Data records

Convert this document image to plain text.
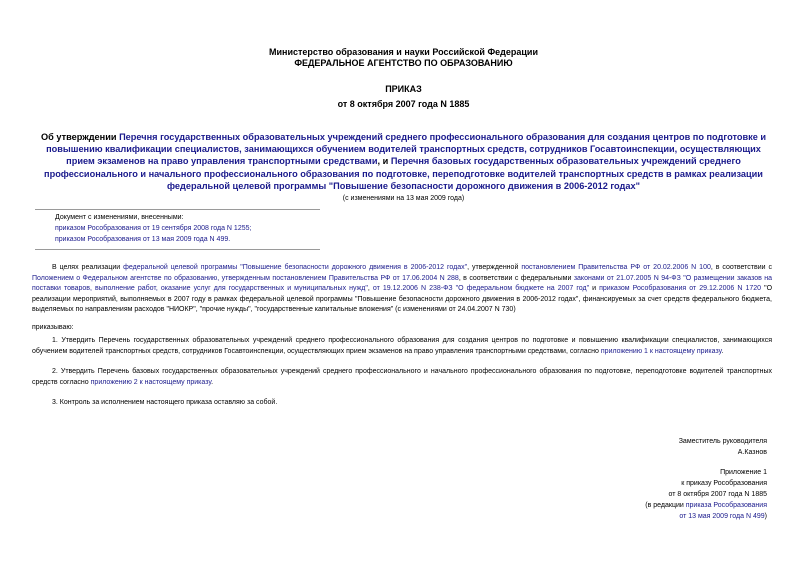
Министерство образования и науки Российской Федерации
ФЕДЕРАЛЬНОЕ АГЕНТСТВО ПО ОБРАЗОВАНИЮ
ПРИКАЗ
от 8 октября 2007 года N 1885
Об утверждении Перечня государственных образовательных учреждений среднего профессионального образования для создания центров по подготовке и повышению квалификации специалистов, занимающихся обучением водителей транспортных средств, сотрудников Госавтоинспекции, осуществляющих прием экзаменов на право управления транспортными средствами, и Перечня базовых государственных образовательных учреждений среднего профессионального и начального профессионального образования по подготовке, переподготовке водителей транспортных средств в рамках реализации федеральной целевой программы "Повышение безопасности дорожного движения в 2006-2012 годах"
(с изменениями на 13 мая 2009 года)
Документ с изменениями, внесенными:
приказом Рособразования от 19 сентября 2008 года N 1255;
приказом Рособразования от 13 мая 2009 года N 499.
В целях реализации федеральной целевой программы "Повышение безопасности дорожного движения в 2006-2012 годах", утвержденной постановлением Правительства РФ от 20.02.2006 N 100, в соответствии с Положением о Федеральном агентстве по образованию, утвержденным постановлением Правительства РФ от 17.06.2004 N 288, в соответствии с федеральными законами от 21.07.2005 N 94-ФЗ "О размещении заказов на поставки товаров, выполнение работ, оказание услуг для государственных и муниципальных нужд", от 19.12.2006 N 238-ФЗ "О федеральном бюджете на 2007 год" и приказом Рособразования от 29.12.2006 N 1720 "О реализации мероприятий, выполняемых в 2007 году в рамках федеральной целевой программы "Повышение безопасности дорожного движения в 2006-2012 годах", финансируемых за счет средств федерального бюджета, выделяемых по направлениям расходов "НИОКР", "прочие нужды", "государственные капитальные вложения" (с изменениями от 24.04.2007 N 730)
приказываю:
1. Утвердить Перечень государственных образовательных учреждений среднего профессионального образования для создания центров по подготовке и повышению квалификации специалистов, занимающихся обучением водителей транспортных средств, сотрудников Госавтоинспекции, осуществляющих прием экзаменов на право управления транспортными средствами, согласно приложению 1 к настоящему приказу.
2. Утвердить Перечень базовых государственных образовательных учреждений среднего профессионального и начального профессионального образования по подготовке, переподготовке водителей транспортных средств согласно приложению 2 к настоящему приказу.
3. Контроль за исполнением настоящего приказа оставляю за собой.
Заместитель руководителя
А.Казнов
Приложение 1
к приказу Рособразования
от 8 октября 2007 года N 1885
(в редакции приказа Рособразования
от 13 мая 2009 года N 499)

---

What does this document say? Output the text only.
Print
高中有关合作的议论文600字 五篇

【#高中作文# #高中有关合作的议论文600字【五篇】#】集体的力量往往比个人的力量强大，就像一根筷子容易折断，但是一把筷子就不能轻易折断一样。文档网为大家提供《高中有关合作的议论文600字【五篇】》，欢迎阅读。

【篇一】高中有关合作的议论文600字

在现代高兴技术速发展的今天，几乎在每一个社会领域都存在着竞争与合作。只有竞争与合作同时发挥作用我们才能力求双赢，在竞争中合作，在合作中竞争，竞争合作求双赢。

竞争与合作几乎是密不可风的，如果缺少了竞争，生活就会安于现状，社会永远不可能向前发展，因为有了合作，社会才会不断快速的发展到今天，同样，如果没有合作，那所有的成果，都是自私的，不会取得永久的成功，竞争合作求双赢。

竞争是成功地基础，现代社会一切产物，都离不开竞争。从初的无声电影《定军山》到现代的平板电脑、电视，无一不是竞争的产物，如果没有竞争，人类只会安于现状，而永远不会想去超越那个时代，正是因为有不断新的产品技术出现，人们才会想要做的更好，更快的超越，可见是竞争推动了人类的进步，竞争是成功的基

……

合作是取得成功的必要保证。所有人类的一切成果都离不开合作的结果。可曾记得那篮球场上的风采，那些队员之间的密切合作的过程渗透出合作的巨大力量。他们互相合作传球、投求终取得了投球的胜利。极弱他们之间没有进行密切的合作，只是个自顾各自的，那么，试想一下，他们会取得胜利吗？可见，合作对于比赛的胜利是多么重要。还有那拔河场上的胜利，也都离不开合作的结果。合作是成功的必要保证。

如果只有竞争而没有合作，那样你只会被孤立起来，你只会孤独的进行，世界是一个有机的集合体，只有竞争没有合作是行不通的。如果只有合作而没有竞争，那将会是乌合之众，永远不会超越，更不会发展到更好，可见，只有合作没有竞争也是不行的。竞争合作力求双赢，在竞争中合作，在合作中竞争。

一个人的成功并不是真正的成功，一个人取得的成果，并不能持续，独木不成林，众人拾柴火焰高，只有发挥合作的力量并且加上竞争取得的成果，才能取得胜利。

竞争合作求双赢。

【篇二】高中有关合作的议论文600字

• Job:
Copy every line of the listing where the word "приказа" appears.

• Answer to the exercise:
3. Контроль за исполнением настоящего приказа оставляю за собой.
(в редакции приказа Рособразования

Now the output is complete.